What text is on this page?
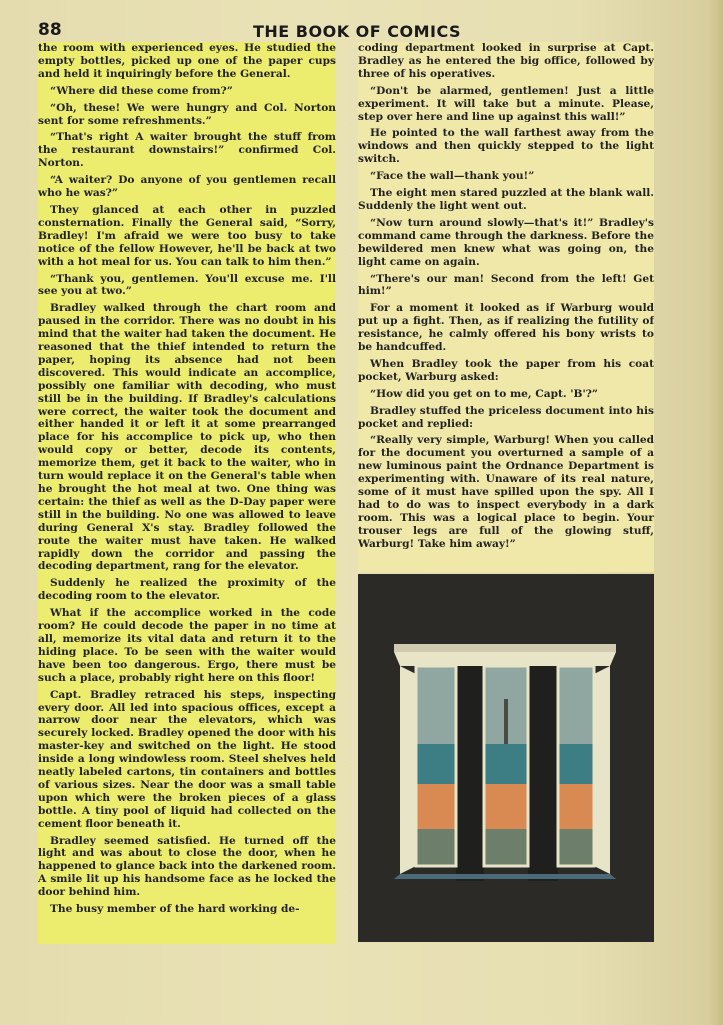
88	THE BOOK OF COMICS

the room with experienced eyes. He studied the empty bottles, picked up one of the paper cups and held it inquiringly before the General.

“Where did these come from?”

“Oh, these! We were hungry and Col. Norton sent for some refreshments.”

“That's right A waiter brought the stuff from the restaurant downstairs!” confirmed Col. Norton.

“A waiter? Do anyone of you gentlemen recall who he was?”

They glanced at each other in puzzled consternation. Finally the General said, “Sorry, Bradley! I'm afraid we were too busy to take notice of the fellow However, he'll be back at two with a hot meal for us. You can talk to him then.”

“Thank you, gentlemen. You'll excuse me. I'll see you at two.”

Bradley walked through the chart room and paused in the corridor. There was no doubt in his mind that the waiter had taken the document. He reasoned that the thief intended to return the paper, hoping its absence had not been discovered. This would indicate an accomplice, possibly one familiar with decoding, who must still be in the building. If Bradley's calculations were correct, the waiter took the document and either handed it or left it at some prearranged place for his accomplice to pick up, who then would copy or better, decode its contents, memorize them, get it back to the waiter, who in turn would replace it on the General's table when he brought the hot meal at two. One thing was certain: the thief as well as the D-Day paper were still in the building. No one was allowed to leave during General X's stay. Bradley followed the route the waiter must have taken. He walked rapidly down the corridor and passing the decoding department, rang for the elevator.

Suddenly he realized the proximity of the decoding room to the elevator.

What if the accomplice worked in the code room? He could decode the paper in no time at all, memorize its vital data and return it to the hiding place. To be seen with the waiter would have been too dangerous. Ergo, there must be such a place, probably right here on this floor!

Capt. Bradley retraced his steps, inspecting every door. All led into spacious offices, except a narrow door near the elevators, which was securely locked. Bradley opened the door with his master-key and switched on the light. He stood inside a long windowless room. Steel shelves held neatly labeled cartons, tin containers and bottles of various sizes. Near the door was a small table upon which were the broken pieces of a glass bottle. A tiny pool of liquid had collected on the cement floor beneath it.

Bradley seemed satisfied. He turned off the light and was about to close the door, when he happened to glance back into the darkened room. A smile lit up his handsome face as he locked the door behind him.

The busy member of the hard working de-

coding department looked in surprise at Capt. Bradley as he entered the big office, followed by three of his operatives.

“Don't be alarmed, gentlemen! Just a little experiment. It will take but a minute. Please, step over here and line up against this wall!”

He pointed to the wall farthest away from the windows and then quickly stepped to the light switch.

“Face the wall—thank you!”

The eight men stared puzzled at the blank wall. Suddenly the light went out.

“Now turn around slowly—that's it!” Bradley's command came through the darkness. Before the bewildered men knew what was going on, the light came on again.

“There's our man! Second from the left! Get him!”

For a moment it looked as if Warburg would put up a fight. Then, as if realizing the futility of resistance, he calmly offered his bony wrists to be handcuffed.

When Bradley took the paper from his coat pocket, Warburg asked:

“How did you get on to me, Capt. 'B'?”

Bradley stuffed the priceless document into his pocket and replied:

“Really very simple, Warburg! When you called for the document you overturned a sample of a new luminous paint the Ordnance Department is experimenting with. Unaware of its real nature, some of it must have spilled upon the spy. All I had to do was to inspect everybody in a dark room. This was a logical place to begin. Your trouser legs are full of the glowing stuff, Warburg! Take him away!”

________________

From the material, report only how many lines include the word "these".

2